_Task to complete_
Can you convert the entries from the line with "attribute-name-input[interactable] bbox=[174, 146, 388, 164]" up to and including the line with "radio-polygon[interactable] bbox=[264, 90, 275, 101]" into a JSON list of strings, one string per line, with blank lines left out?

[Entries from a data source]
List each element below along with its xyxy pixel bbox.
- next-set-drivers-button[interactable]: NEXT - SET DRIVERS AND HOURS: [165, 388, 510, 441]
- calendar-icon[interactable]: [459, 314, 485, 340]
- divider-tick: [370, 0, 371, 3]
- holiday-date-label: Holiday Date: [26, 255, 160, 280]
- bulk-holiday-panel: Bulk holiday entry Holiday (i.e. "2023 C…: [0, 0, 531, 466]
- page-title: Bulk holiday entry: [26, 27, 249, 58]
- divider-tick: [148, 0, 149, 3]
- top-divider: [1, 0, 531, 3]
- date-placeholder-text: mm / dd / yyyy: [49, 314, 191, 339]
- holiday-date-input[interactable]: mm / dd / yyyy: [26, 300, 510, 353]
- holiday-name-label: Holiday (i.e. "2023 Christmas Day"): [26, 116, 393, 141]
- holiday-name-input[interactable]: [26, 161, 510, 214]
* * *
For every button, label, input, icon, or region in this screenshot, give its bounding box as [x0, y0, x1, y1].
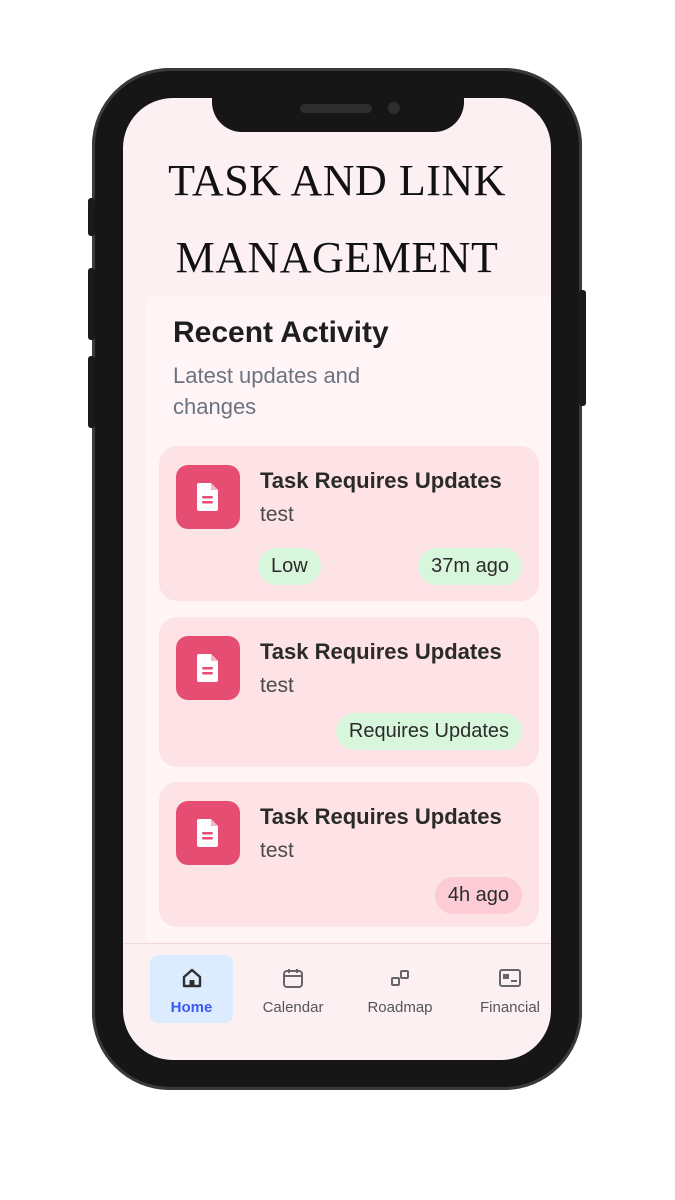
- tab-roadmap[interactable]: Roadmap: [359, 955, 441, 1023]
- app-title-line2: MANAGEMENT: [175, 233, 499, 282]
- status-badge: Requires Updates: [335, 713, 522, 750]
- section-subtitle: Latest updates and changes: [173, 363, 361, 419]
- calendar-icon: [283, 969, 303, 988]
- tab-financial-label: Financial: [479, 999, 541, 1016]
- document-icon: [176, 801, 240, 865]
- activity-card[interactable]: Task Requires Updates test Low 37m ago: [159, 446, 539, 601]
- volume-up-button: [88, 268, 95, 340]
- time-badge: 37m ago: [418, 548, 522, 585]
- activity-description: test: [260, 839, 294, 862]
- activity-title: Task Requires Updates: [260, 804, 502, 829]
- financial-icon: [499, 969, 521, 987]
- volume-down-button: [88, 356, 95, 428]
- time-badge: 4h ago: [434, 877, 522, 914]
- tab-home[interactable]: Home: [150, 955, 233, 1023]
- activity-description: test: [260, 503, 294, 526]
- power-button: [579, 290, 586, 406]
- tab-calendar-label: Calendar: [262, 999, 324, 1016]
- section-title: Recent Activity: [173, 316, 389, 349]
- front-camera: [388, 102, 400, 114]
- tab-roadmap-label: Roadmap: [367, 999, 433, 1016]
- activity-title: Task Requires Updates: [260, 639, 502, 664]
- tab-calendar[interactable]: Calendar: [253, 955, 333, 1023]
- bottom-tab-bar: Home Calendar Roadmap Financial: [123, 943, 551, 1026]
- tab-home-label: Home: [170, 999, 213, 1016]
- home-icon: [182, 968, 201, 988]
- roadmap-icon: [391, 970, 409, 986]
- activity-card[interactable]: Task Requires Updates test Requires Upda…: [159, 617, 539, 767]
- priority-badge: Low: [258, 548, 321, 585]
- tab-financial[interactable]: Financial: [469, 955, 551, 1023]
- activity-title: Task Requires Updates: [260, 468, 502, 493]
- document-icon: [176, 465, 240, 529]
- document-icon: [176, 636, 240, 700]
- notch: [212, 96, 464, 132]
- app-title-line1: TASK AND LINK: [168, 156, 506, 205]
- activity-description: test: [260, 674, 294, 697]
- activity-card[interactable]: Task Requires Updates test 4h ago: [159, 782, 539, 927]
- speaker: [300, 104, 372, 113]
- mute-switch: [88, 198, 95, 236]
---
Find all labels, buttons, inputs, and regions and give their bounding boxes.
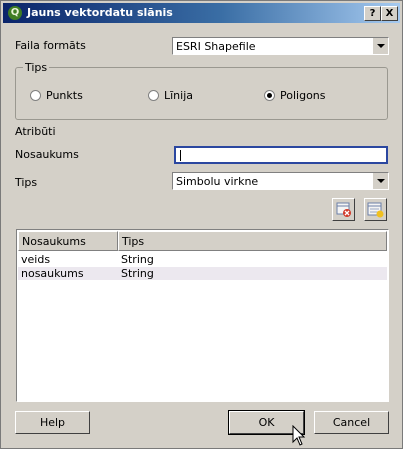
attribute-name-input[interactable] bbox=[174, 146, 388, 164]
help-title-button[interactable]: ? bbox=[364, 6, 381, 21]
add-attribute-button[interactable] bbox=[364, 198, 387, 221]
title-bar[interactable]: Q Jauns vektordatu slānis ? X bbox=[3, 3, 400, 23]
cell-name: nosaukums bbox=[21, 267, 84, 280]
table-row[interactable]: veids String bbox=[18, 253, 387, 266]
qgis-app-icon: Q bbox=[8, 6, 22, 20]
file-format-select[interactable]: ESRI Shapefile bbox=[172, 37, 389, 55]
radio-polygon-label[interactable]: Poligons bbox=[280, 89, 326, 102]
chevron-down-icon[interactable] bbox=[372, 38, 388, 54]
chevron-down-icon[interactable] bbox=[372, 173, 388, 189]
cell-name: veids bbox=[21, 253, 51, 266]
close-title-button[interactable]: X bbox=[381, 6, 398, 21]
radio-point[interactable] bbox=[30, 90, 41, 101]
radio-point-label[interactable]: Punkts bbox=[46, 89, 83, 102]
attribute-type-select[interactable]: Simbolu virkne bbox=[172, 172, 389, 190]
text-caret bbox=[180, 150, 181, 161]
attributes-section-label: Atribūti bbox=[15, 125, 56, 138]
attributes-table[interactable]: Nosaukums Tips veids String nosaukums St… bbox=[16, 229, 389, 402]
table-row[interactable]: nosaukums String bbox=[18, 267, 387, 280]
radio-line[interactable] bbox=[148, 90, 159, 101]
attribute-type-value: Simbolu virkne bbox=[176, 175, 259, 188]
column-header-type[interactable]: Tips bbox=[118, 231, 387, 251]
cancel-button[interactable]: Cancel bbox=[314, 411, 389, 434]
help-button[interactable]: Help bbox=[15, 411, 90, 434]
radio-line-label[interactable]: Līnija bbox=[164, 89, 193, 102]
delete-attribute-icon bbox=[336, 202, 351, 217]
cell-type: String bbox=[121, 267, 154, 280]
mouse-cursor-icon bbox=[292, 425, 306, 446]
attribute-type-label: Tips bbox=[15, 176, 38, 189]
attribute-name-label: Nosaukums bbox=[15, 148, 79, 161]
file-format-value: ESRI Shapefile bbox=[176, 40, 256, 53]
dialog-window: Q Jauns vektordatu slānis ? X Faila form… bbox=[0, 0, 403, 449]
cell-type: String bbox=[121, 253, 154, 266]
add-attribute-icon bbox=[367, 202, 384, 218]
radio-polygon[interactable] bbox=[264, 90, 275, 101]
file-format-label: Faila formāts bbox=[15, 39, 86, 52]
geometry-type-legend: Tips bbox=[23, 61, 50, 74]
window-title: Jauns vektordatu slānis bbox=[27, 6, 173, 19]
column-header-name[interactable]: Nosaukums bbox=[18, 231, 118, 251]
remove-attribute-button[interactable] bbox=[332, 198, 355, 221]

_Solved problem_
[
  "attribute-name-input[interactable] bbox=[174, 146, 388, 164]",
  "help-title-button[interactable]: ? bbox=[364, 6, 381, 21]",
  "add-attribute-button[interactable] bbox=[364, 198, 387, 221]",
  "title-bar[interactable]: Q Jauns vektordatu slānis ? X bbox=[3, 3, 400, 23]",
  "cell-name: nosaukums bbox=[21, 267, 84, 280]",
  "table-row[interactable]: veids String bbox=[18, 253, 387, 266]",
  "qgis-app-icon: Q bbox=[8, 6, 22, 20]",
  "file-format-select[interactable]: ESRI Shapefile bbox=[172, 37, 389, 55]",
  "radio-polygon-label[interactable]: Poligons bbox=[280, 89, 326, 102]",
  "chevron-down-icon[interactable] bbox=[372, 38, 388, 54]",
  "chevron-down-icon[interactable] bbox=[372, 173, 388, 189]",
  "cell-name: veids bbox=[21, 253, 51, 266]",
  "close-title-button[interactable]: X bbox=[381, 6, 398, 21]",
  "radio-point[interactable] bbox=[30, 90, 41, 101]",
  "radio-point-label[interactable]: Punkts bbox=[46, 89, 83, 102]",
  "attribute-type-select[interactable]: Simbolu virkne bbox=[172, 172, 389, 190]",
  "text-caret bbox=[180, 150, 181, 161]",
  "attributes-section-label: Atribūti bbox=[15, 125, 56, 138]",
  "attributes-table[interactable]: Nosaukums Tips veids String nosaukums St… bbox=[16, 229, 389, 402]",
  "table-row[interactable]: nosaukums String bbox=[18, 267, 387, 280]",
  "radio-line[interactable] bbox=[148, 90, 159, 101]",
  "attribute-type-value: Simbolu virkne bbox=[176, 175, 259, 188]",
  "column-header-type[interactable]: Tips bbox=[118, 231, 387, 251]",
  "cancel-button[interactable]: Cancel bbox=[314, 411, 389, 434]",
  "help-button[interactable]: Help bbox=[15, 411, 90, 434]",
  "radio-line-label[interactable]: Līnija bbox=[164, 89, 193, 102]",
  "delete-attribute-icon bbox=[336, 202, 351, 217]",
  "cell-type: String bbox=[121, 267, 154, 280]",
  "mouse-cursor-icon bbox=[292, 425, 306, 446]",
  "attribute-type-label: Tips bbox=[15, 176, 38, 189]",
  "attribute-name-label: Nosaukums bbox=[15, 148, 79, 161]",
  "file-format-value: ESRI Shapefile bbox=[176, 40, 256, 53]",
  "dialog-window: Q Jauns vektordatu slānis ? X Faila form… bbox=[0, 0, 403, 449]",
  "cell-type: String bbox=[121, 253, 154, 266]",
  "add-attribute-icon bbox=[367, 202, 384, 218]",
  "radio-polygon[interactable] bbox=[264, 90, 275, 101]"
]